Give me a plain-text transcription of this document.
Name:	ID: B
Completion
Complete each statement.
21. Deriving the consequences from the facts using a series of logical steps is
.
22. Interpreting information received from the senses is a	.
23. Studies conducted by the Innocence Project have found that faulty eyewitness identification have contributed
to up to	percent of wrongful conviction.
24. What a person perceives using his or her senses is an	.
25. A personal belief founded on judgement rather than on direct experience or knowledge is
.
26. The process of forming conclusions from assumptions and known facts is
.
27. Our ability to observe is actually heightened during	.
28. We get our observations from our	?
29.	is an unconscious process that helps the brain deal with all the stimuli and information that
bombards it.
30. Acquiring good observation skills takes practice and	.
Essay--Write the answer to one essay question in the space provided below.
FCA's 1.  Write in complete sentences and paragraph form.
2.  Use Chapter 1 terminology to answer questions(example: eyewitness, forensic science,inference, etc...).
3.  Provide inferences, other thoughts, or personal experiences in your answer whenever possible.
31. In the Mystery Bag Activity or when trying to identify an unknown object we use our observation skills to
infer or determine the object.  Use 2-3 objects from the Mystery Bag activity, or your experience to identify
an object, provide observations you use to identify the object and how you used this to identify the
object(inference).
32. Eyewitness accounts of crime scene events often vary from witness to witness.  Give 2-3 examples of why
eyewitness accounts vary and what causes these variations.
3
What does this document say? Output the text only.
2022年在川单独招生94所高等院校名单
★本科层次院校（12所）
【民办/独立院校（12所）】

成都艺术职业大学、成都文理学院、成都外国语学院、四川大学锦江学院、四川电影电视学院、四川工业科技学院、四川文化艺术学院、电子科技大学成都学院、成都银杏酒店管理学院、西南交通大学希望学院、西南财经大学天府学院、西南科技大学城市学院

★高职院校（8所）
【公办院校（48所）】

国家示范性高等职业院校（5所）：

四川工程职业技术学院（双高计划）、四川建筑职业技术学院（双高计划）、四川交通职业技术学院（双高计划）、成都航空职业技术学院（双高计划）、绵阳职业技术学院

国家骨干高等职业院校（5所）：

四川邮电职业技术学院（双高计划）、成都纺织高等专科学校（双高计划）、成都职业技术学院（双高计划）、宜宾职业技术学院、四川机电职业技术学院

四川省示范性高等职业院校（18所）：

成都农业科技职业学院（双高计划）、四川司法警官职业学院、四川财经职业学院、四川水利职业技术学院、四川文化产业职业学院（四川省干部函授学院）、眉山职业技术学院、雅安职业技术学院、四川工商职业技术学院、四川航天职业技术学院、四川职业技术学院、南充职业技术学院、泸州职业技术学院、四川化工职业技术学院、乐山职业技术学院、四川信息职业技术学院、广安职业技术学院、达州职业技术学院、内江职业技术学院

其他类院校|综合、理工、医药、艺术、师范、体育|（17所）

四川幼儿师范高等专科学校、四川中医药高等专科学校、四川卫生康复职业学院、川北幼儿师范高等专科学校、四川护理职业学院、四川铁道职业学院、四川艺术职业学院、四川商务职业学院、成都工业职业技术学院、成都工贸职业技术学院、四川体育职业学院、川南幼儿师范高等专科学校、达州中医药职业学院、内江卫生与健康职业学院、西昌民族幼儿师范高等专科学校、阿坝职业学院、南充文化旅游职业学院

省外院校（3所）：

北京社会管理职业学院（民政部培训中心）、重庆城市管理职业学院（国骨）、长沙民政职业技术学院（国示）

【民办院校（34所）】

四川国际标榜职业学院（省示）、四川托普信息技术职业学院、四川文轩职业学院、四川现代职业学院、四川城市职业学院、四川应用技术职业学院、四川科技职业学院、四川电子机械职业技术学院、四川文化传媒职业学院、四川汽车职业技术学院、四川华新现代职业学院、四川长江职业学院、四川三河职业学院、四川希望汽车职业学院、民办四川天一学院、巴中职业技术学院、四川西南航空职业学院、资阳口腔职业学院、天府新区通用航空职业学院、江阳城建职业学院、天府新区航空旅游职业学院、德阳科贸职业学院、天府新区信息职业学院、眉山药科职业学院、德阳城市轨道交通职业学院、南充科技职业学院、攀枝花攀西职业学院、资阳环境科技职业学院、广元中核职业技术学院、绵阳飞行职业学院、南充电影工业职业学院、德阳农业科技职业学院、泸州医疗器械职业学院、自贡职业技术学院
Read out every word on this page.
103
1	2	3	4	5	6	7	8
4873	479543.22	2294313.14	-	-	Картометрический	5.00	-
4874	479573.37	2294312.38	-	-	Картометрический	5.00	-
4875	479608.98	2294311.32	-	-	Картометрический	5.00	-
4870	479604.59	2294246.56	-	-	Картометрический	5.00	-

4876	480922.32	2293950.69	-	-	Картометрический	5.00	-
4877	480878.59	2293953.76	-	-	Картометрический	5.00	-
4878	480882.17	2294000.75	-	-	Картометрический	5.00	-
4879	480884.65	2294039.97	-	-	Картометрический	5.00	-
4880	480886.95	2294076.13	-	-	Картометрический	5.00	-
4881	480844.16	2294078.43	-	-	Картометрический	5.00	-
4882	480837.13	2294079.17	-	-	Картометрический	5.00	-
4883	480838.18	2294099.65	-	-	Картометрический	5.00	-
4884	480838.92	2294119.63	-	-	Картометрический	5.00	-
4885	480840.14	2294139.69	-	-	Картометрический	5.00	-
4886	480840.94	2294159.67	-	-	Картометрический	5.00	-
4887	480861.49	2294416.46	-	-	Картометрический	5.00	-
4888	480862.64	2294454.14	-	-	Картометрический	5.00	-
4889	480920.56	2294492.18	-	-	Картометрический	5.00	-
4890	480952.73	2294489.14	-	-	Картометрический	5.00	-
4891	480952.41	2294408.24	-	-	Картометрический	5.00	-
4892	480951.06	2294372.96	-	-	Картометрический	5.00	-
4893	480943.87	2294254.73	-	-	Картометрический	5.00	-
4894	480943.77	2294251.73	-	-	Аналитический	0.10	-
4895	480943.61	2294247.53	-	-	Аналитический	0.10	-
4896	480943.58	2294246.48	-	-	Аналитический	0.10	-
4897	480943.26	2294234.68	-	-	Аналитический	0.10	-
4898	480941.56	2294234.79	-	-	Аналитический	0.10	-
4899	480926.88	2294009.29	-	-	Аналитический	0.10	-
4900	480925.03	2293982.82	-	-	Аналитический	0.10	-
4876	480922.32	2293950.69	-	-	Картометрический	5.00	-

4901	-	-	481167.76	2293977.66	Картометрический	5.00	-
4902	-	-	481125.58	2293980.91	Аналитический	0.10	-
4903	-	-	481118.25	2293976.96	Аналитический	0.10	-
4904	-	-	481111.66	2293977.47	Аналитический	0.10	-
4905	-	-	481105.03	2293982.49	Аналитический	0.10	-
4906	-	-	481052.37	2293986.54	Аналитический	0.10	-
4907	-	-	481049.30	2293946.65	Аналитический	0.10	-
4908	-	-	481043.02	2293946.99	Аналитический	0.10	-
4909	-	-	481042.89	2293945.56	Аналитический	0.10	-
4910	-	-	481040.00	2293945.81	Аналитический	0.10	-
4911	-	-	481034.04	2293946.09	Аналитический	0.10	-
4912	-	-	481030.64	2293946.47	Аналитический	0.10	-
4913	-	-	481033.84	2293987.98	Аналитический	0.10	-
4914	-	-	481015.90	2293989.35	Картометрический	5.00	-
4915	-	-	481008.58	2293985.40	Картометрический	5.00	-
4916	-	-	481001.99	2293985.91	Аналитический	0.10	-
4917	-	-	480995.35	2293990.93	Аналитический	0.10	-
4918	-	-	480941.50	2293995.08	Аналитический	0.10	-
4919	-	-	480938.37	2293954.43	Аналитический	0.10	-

◆ ◆ ◆

Do this
Without leaving anything out, give the entries again exactly.

Result
Give me a plain-text transcription of this document.
Name:	ID: B
Completion
Complete each statement.
21. Deriving the consequences from the facts using a series of logical steps is
.
22. Interpreting information received from the senses is a	.
23. Studies conducted by the Innocence Project have found that faulty eyewitness identification have contributed
to up to	percent of wrongful conviction.
24. What a person perceives using his or her senses is an	.
25. A personal belief founded on judgement rather than on direct experience or knowledge is
.
26. The process of forming conclusions from assumptions and known facts is
.
27. Our ability to observe is actually heightened during	.
28. We get our observations from our	?
29.	is an unconscious process that helps the brain deal with all the stimuli and information that
bombards it.
30. Acquiring good observation skills takes practice and	.
Essay--Write the answer to one essay question in the space provided below.
FCA's 1.  Write in complete sentences and paragraph form.
2.  Use Chapter 1 terminology to answer questions(example: eyewitness, forensic science,inference, etc...).
3.  Provide inferences, other thoughts, or personal experiences in your answer whenever possible.
31. In the Mystery Bag Activity or when trying to identify an unknown object we use our observation skills to
infer or determine the object.  Use 2-3 objects from the Mystery Bag activity, or your experience to identify
an object, provide observations you use to identify the object and how you used this to identify the
object(inference).
32. Eyewitness accounts of crime scene events often vary from witness to witness.  Give 2-3 examples of why
eyewitness accounts vary and what causes these variations.
3
What does this document say? Output the text only.
2022年在川单独招生94所高等院校名单
★本科层次院校（12所）
【民办/独立院校（12所）】

成都艺术职业大学、成都文理学院、成都外国语学院、四川大学锦江学院、四川电影电视学院、四川工业科技学院、四川文化艺术学院、电子科技大学成都学院、成都银杏酒店管理学院、西南交通大学希望学院、西南财经大学天府学院、西南科技大学城市学院

★高职院校（8所）
【公办院校（48所）】

国家示范性高等职业院校（5所）：

四川工程职业技术学院（双高计划）、四川建筑职业技术学院（双高计划）、四川交通职业技术学院（双高计划）、成都航空职业技术学院（双高计划）、绵阳职业技术学院

国家骨干高等职业院校（5所）：

四川邮电职业技术学院（双高计划）、成都纺织高等专科学校（双高计划）、成都职业技术学院（双高计划）、宜宾职业技术学院、四川机电职业技术学院

四川省示范性高等职业院校（18所）：

成都农业科技职业学院（双高计划）、四川司法警官职业学院、四川财经职业学院、四川水利职业技术学院、四川文化产业职业学院（四川省干部函授学院）、眉山职业技术学院、雅安职业技术学院、四川工商职业技术学院、四川航天职业技术学院、四川职业技术学院、南充职业技术学院、泸州职业技术学院、四川化工职业技术学院、乐山职业技术学院、四川信息职业技术学院、广安职业技术学院、达州职业技术学院、内江职业技术学院

其他类院校|综合、理工、医药、艺术、师范、体育|（17所）

四川幼儿师范高等专科学校、四川中医药高等专科学校、四川卫生康复职业学院、川北幼儿师范高等专科学校、四川护理职业学院、四川铁道职业学院、四川艺术职业学院、四川商务职业学院、成都工业职业技术学院、成都工贸职业技术学院、四川体育职业学院、川南幼儿师范高等专科学校、达州中医药职业学院、内江卫生与健康职业学院、西昌民族幼儿师范高等专科学校、阿坝职业学院、南充文化旅游职业学院

省外院校（3所）：

北京社会管理职业学院（民政部培训中心）、重庆城市管理职业学院（国骨）、长沙民政职业技术学院（国示）

【民办院校（34所）】

四川国际标榜职业学院（省示）、四川托普信息技术职业学院、四川文轩职业学院、四川现代职业学院、四川城市职业学院、四川应用技术职业学院、四川科技职业学院、四川电子机械职业技术学院、四川文化传媒职业学院、四川汽车职业技术学院、四川华新现代职业学院、四川长江职业学院、四川三河职业学院、四川希望汽车职业学院、民办四川天一学院、巴中职业技术学院、四川西南航空职业学院、资阳口腔职业学院、天府新区通用航空职业学院、江阳城建职业学院、天府新区航空旅游职业学院、德阳科贸职业学院、天府新区信息职业学院、眉山药科职业学院、德阳城市轨道交通职业学院、南充科技职业学院、攀枝花攀西职业学院、资阳环境科技职业学院、广元中核职业技术学院、绵阳飞行职业学院、南充电影工业职业学院、德阳农业科技职业学院、泸州医疗器械职业学院、自贡职业技术学院
Read out every word on this page.
103
1	2	3	4	5	6	7	8
4873	479543.22	2294313.14	-	-	Картометрический	5.00	-
4874	479573.37	2294312.38	-	-	Картометрический	5.00	-
4875	479608.98	2294311.32	-	-	Картометрический	5.00	-
4870	479604.59	2294246.56	-	-	Картометрический	5.00	-

4876	480922.32	2293950.69	-	-	Картометрический	5.00	-
4877	480878.59	2293953.76	-	-	Картометрический	5.00	-
4878	480882.17	2294000.75	-	-	Картометрический	5.00	-
4879	480884.65	2294039.97	-	-	Картометрический	5.00	-
4880	480886.95	2294076.13	-	-	Картометрический	5.00	-
4881	480844.16	2294078.43	-	-	Картометрический	5.00	-
4882	480837.13	2294079.17	-	-	Картометрический	5.00	-
4883	480838.18	2294099.65	-	-	Картометрический	5.00	-
4884	480838.92	2294119.63	-	-	Картометрический	5.00	-
4885	480840.14	2294139.69	-	-	Картометрический	5.00	-
4886	480840.94	2294159.67	-	-	Картометрический	5.00	-
4887	480861.49	2294416.46	-	-	Картометрический	5.00	-
4888	480862.64	2294454.14	-	-	Картометрический	5.00	-
4889	480920.56	2294492.18	-	-	Картометрический	5.00	-
4890	480952.73	2294489.14	-	-	Картометрический	5.00	-
4891	480952.41	2294408.24	-	-	Картометрический	5.00	-
4892	480951.06	2294372.96	-	-	Картометрический	5.00	-
4893	480943.87	2294254.73	-	-	Картометрический	5.00	-
4894	480943.77	2294251.73	-	-	Аналитический	0.10	-
4895	480943.61	2294247.53	-	-	Аналитический	0.10	-
4896	480943.58	2294246.48	-	-	Аналитический	0.10	-
4897	480943.26	2294234.68	-	-	Аналитический	0.10	-
4898	480941.56	2294234.79	-	-	Аналитический	0.10	-
4899	480926.88	2294009.29	-	-	Аналитический	0.10	-
4900	480925.03	2293982.82	-	-	Аналитический	0.10	-
4876	480922.32	2293950.69	-	-	Картометрический	5.00	-

4901	-	-	481167.76	2293977.66	Картометрический	5.00	-
4902	-	-	481125.58	2293980.91	Аналитический	0.10	-
4903	-	-	481118.25	2293976.96	Аналитический	0.10	-
4904	-	-	481111.66	2293977.47	Аналитический	0.10	-
4905	-	-	481105.03	2293982.49	Аналитический	0.10	-
4906	-	-	481052.37	2293986.54	Аналитический	0.10	-
4907	-	-	481049.30	2293946.65	Аналитический	0.10	-
4908	-	-	481043.02	2293946.99	Аналитический	0.10	-
4909	-	-	481042.89	2293945.56	Аналитический	0.10	-
4910	-	-	481040.00	2293945.81	Аналитический	0.10	-
4911	-	-	481034.04	2293946.09	Аналитический	0.10	-
4912	-	-	481030.64	2293946.47	Аналитический	0.10	-
4913	-	-	481033.84	2293987.98	Аналитический	0.10	-
4914	-	-	481015.90	2293989.35	Картометрический	5.00	-
4915	-	-	481008.58	2293985.40	Картометрический	5.00	-
4916	-	-	481001.99	2293985.91	Аналитический	0.10	-
4917	-	-	480995.35	2293990.93	Аналитический	0.10	-
4918	-	-	480941.50	2293995.08	Аналитический	0.10	-
4919	-	-	480938.37	2293954.43	Аналитический	0.10	-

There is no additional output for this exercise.